Using the data below, copy every line that contains the word "Stuff".

[Dataset items]

Start

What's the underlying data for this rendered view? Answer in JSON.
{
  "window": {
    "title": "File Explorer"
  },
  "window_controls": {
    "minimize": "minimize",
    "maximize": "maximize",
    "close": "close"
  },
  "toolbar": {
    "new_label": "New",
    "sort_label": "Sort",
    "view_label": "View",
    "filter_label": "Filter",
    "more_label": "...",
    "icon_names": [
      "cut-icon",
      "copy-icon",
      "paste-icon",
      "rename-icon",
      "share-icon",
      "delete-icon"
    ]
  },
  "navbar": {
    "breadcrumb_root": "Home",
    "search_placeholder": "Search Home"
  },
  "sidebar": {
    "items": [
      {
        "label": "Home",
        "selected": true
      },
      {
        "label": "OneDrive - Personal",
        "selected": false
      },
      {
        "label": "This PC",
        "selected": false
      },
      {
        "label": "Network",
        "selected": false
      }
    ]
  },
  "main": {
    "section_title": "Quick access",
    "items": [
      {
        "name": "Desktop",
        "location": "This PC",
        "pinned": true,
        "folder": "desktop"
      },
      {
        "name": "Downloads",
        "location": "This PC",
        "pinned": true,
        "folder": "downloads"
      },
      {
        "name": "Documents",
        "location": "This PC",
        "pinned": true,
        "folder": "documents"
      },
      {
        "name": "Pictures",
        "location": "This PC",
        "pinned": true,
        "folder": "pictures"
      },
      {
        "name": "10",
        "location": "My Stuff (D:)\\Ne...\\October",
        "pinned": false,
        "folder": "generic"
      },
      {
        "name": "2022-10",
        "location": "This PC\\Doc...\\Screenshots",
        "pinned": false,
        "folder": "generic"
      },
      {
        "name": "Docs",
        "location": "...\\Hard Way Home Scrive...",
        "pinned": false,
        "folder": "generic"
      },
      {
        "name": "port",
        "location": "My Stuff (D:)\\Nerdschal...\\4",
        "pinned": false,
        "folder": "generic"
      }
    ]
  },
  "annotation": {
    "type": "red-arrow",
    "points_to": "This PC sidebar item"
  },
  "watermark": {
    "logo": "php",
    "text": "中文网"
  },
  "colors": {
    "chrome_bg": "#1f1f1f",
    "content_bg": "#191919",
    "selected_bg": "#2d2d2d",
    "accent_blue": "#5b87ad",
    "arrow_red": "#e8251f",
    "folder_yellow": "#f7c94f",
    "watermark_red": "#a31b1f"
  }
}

End

Completed task:
        "location": "My Stuff (D:)\\Ne...\\October",
        "location": "My Stuff (D:)\\Nerdschal...\\4",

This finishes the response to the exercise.